- Given task: Find and copy each line of the records where the string "vénériennes" shows up.
───── The data ─────
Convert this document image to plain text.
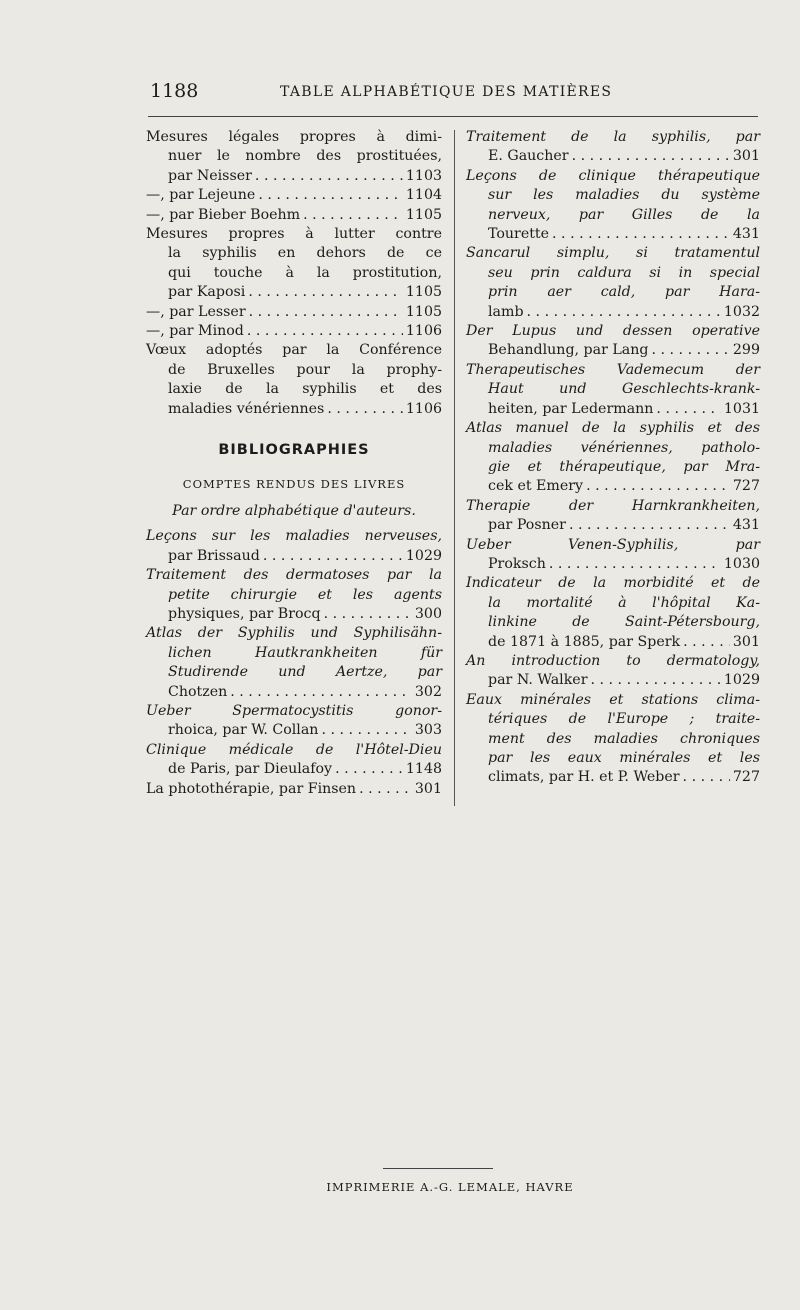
1188	TABLE ALPHABÉTIQUE DES MATIÈRES
Mesures légales propres à dimi-
nuer le nombre des prostituées,
par Neisser . . .	1103
—, par Lejeune . . .	1104
—, par Bieber Boehm . . .	1105
Mesures propres à lutter contre
la syphilis en dehors de ce
qui touche à la prostitution,
par Kaposi . . .	1105
—, par Lesser . . .	1105
—, par Minod . . .	1106
Vœux adoptés par la Conférence
de Bruxelles pour la prophy-
laxie de la syphilis et des
maladies vénériennes . . .	1106
BIBLIOGRAPHIES
COMPTES RENDUS DES LIVRES
Par ordre alphabétique d'auteurs.
Leçons sur les maladies nerveuses,
par Brissaud . . .	1029
Traitement des dermatoses par la
petite chirurgie et les agents
physiques, par Brocq . . .	300
Atlas der Syphilis und Syphilisähn-
lichen Hautkrankheiten für
Studirende und Aertze, par
Chotzen . . .	302
Ueber Spermatocystitis gonor-
rhoica, par W. Collan . . .	303
Clinique médicale de l'Hôtel-Dieu
de Paris, par Dieulafoy . . .	1148
La photothérapie, par Finsen . . .	301
Traitement de la syphilis, par
E. Gaucher . . .	301
Leçons de clinique thérapeutique
sur les maladies du système
nerveux, par Gilles de la
Tourette . . .	431
Sancarul simplu, si tratamentul
seu prin caldura si in special
prin aer cald, par Hara-
lamb . . .	1032
Der Lupus und dessen operative
Behandlung, par Lang . . .	299
Therapeutisches Vademecum der
Haut und Geschlechts-krank-
heiten, par Ledermann . . .	1031
Atlas manuel de la syphilis et des
maladies vénériennes, patholo-
gie et thérapeutique, par Mra-
cek et Emery . . .	727
Therapie der Harnkrankheiten,
par Posner . . .	431
Ueber Venen-Syphilis, par
Proksch . . .	1030
Indicateur de la morbidité et de
la mortalité à l'hôpital Ka-
linkine de Saint-Pétersbourg,
de 1871 à 1885, par Sperk . . .	301
An introduction to dermatology,
par N. Walker . . .	1029
Eaux minérales et stations clima-
tériques de l'Europe ; traite-
ment des maladies chroniques
par les eaux minérales et les
climats, par H. et P. Weber . . .	727
IMPRIMERIE A.-G. LEMALE, HAVRE
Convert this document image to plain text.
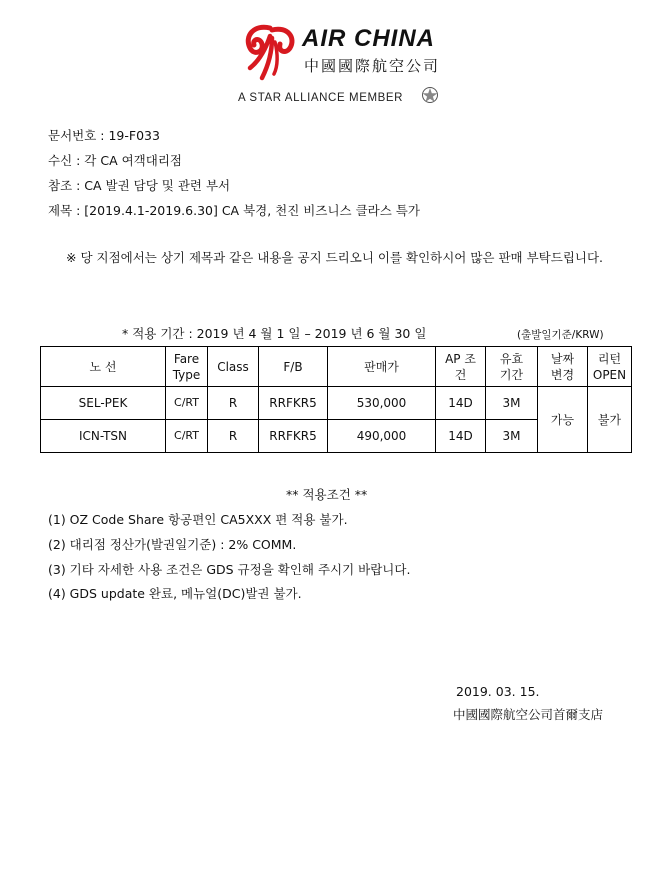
AIR CHINA
中國國際航空公司
A STAR ALLIANCE MEMBER
문서번호 : 19-F033
수신 : 각 CA 여객대리점
참조 : CA 발권 담당 및 관련 부서
제목 : [2019.4.1-2019.6.30] CA 북경, 천진 비즈니스 클라스 특가
※ 당 지점에서는 상기 제목과 같은 내용을 공지 드리오니 이를 확인하시어 많은 판매 부탁드립니다.
* 적용 기간 : 2019 년 4 월 1 일 – 2019 년 6 월 30 일	(출발일기준/KRW)
노 선	Fare Type	Class	F/B	판매가	AP 조건	유효 기간	날짜 변경	리턴 OPEN
SEL-PEK	C/RT	R	RRFKR5	530,000	14D	3M	가능	불가
ICN-TSN	C/RT	R	RRFKR5	490,000	14D	3M		
** 적용조건 **
(1) OZ Code Share 항공편인 CA5XXX 편 적용 불가.
(2) 대리점 정산가(발권일기준) : 2% COMM.
(3) 기타 자세한 사용 조건은 GDS 규정을 확인해 주시기 바랍니다.
(4) GDS update 완료, 메뉴얼(DC)발권 불가.
2019. 03. 15.
中國國際航空公司首爾支店
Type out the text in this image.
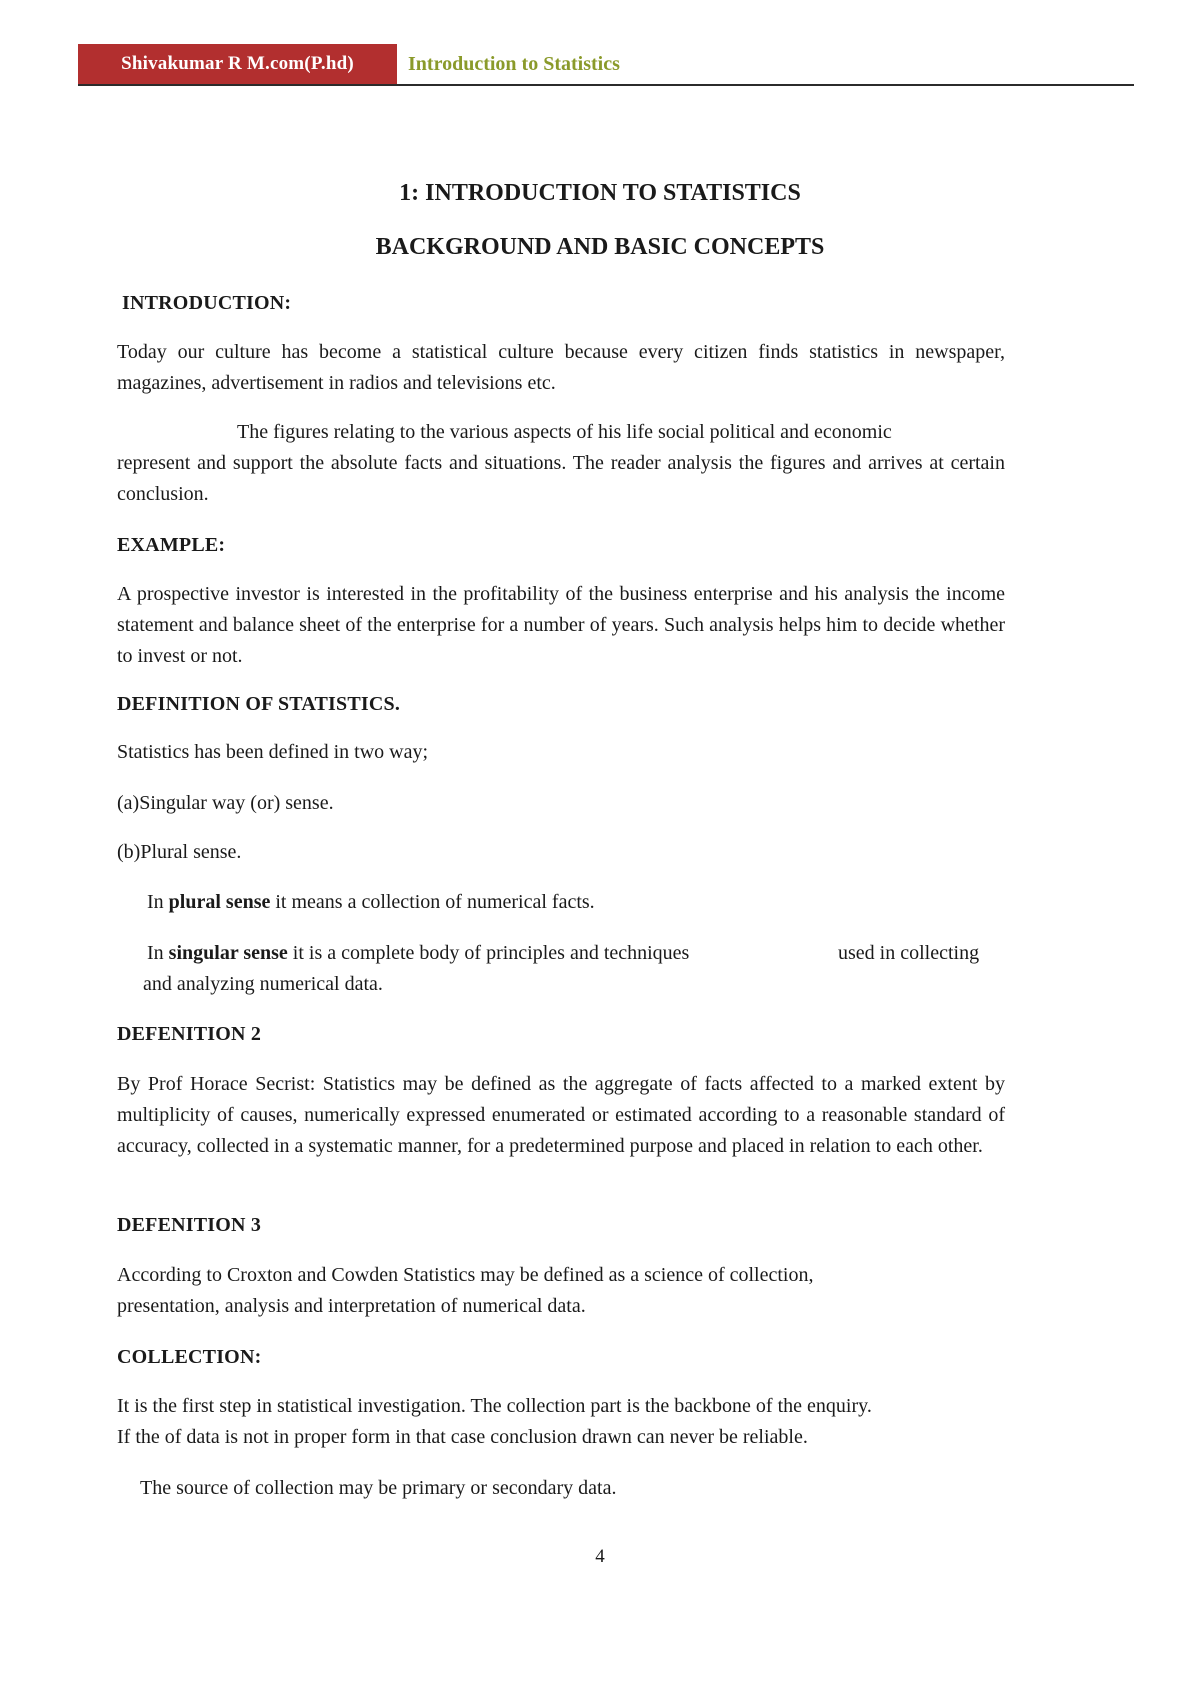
Shivakumar R M.com(P.hd)	Introduction to Statistics
1: INTRODUCTION TO STATISTICS
BACKGROUND AND BASIC CONCEPTS
INTRODUCTION:

Today our culture has become a statistical culture because every citizen finds statistics in newspaper, magazines, advertisement in radios and televisions etc.

The figures relating to the various aspects of his life social political and economic

represent and support the absolute facts and situations. The reader analysis the figures and arrives at certain conclusion.

EXAMPLE:

A prospective investor is interested in the profitability of the business enterprise and his analysis the income statement and balance sheet of the enterprise for a number of years. Such analysis helps him to decide whether to invest or not.

DEFINITION OF STATISTICS.

Statistics has been defined in two way;

(a)Singular way (or) sense.

(b)Plural sense.

In plural sense it means a collection of numerical facts.

In singular sense it is a complete body of principles and techniques	used in collecting

and analyzing numerical data.

DEFENITION 2

By Prof Horace Secrist: Statistics may be defined as the aggregate of facts affected to a marked extent by multiplicity of causes, numerically expressed enumerated or estimated according to a reasonable standard of accuracy, collected in a systematic manner, for a predetermined purpose and placed in relation to each other.

DEFENITION 3

According to Croxton and Cowden Statistics may be defined as a science of collection,

presentation, analysis and interpretation of numerical data.

COLLECTION:

It is the first step in statistical investigation. The collection part is the backbone of the enquiry.

If the of data is not in proper form in that case conclusion drawn can never be reliable.

The source of collection may be primary or secondary data.

4
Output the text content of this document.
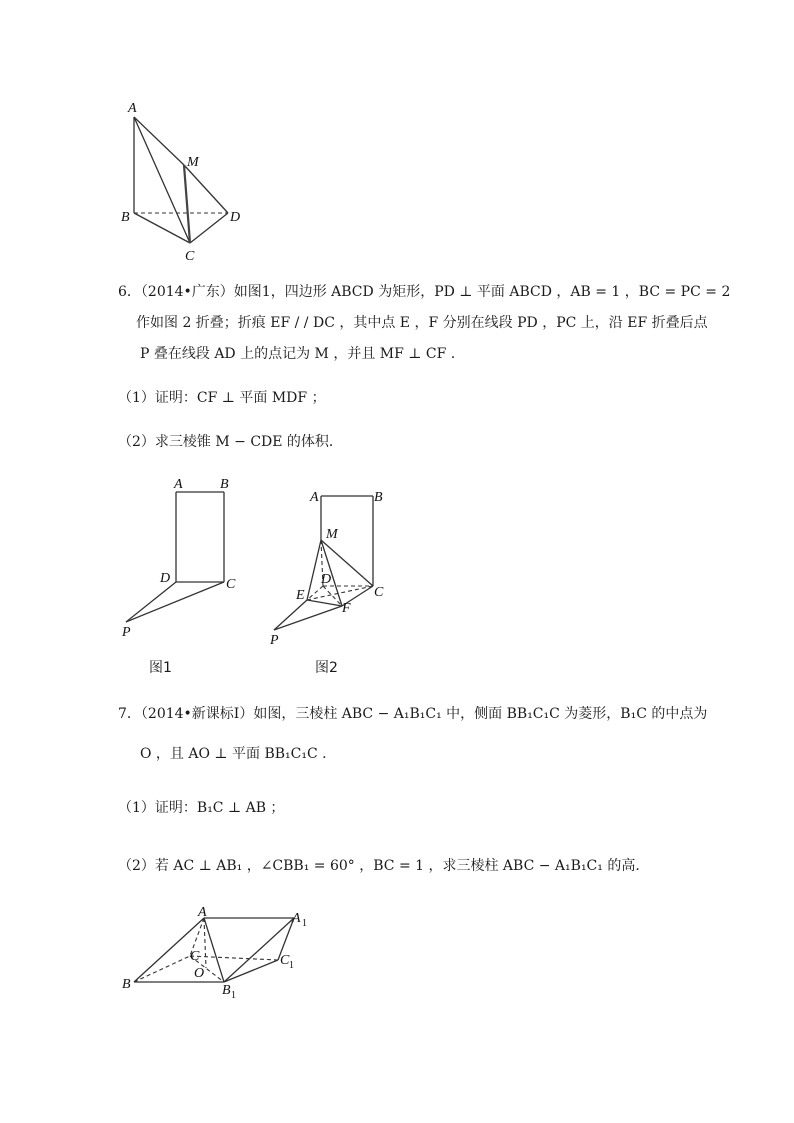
A
M
B	D
C
6．（2014•广东）如图1，四边形 ABCD 为矩形，PD ⊥ 平面 ABCD ，AB = 1 ，BC = PC = 2
作如图 2 折叠；折痕 EF / / DC ，其中点 E ，F 分别在线段 PD ，PC 上，沿 EF 折叠后点
P 叠在线段 AD 上的点记为 M ，并且 MF ⊥ CF .
（1）证明：CF ⊥ 平面 MDF ；
（2）求三棱锥 M − CDE 的体积．
A	B
D	C
P
图1
A	B
M
D
E	C
F
P
图2
7．（2014•新课标Ⅰ）如图，三棱柱 ABC − A₁B₁C₁ 中，侧面 BB₁C₁C 为菱形，B₁C 的中点为
O ，且 AO ⊥ 平面 BB₁C₁C .
（1）证明：B₁C ⊥ AB ；
（2）若 AC ⊥ AB₁ ，∠CBB₁ = 60° ，BC = 1 ，求三棱柱 ABC − A₁B₁C₁ 的高．
A	A 1
C	C 1
O
B	B 1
─────
- Problem solution:
maladies vénériennes . . .	1106
maladies vénériennes, patholo-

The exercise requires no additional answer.